▶ DESCRIPTION OF THE TASK:
Repeat the whole listing below, word for word.

▶ DATA SECTION:
+---+
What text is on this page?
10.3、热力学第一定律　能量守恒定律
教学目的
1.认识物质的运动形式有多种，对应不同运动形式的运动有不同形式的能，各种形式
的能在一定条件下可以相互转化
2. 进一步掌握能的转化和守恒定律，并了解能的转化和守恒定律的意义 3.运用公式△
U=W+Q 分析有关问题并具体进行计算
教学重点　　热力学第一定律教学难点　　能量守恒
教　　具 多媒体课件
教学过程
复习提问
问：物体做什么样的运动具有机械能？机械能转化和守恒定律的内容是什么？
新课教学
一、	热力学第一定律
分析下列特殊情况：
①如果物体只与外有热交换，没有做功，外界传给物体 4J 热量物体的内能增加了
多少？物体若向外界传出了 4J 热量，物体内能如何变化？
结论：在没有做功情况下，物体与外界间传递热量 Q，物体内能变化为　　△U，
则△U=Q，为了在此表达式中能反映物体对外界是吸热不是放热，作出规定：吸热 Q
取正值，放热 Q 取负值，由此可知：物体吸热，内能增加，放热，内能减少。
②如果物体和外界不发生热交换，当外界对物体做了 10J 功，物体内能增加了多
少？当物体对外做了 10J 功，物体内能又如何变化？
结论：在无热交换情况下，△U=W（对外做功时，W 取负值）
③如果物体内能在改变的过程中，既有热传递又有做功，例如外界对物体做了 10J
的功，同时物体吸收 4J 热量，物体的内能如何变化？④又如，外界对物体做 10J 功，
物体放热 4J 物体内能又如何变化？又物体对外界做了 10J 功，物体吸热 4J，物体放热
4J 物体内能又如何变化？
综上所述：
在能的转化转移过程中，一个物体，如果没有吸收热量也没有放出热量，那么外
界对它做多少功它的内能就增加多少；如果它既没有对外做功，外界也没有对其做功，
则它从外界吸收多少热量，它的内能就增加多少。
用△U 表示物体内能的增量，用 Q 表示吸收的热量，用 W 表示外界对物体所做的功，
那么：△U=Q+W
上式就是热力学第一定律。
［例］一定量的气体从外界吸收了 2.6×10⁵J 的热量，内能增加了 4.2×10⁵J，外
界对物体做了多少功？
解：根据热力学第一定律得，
+---+
▶ WRITTEN RESPONSE:
What text is on this page?
10.3、热力学第一定律　能量守恒定律
教学目的
1.认识物质的运动形式有多种，对应不同运动形式的运动有不同形式的能，各种形式
的能在一定条件下可以相互转化
2. 进一步掌握能的转化和守恒定律，并了解能的转化和守恒定律的意义 3.运用公式△
U=W+Q 分析有关问题并具体进行计算
教学重点　　热力学第一定律教学难点　　能量守恒
教　　具 多媒体课件
教学过程
复习提问
问：物体做什么样的运动具有机械能？机械能转化和守恒定律的内容是什么？
新课教学
一、	热力学第一定律
分析下列特殊情况：
①如果物体只与外有热交换，没有做功，外界传给物体 4J 热量物体的内能增加了
多少？物体若向外界传出了 4J 热量，物体内能如何变化？
结论：在没有做功情况下，物体与外界间传递热量 Q，物体内能变化为　　△U，
则△U=Q，为了在此表达式中能反映物体对外界是吸热不是放热，作出规定：吸热 Q
取正值，放热 Q 取负值，由此可知：物体吸热，内能增加，放热，内能减少。
②如果物体和外界不发生热交换，当外界对物体做了 10J 功，物体内能增加了多
少？当物体对外做了 10J 功，物体内能又如何变化？
结论：在无热交换情况下，△U=W（对外做功时，W 取负值）
③如果物体内能在改变的过程中，既有热传递又有做功，例如外界对物体做了 10J
的功，同时物体吸收 4J 热量，物体的内能如何变化？④又如，外界对物体做 10J 功，
物体放热 4J 物体内能又如何变化？又物体对外界做了 10J 功，物体吸热 4J，物体放热
4J 物体内能又如何变化？
综上所述：
在能的转化转移过程中，一个物体，如果没有吸收热量也没有放出热量，那么外
界对它做多少功它的内能就增加多少；如果它既没有对外做功，外界也没有对其做功，
则它从外界吸收多少热量，它的内能就增加多少。
用△U 表示物体内能的增量，用 Q 表示吸收的热量，用 W 表示外界对物体所做的功，
那么：△U=Q+W
上式就是热力学第一定律。
［例］一定量的气体从外界吸收了 2.6×10⁵J 的热量，内能增加了 4.2×10⁵J，外
界对物体做了多少功？
解：根据热力学第一定律得，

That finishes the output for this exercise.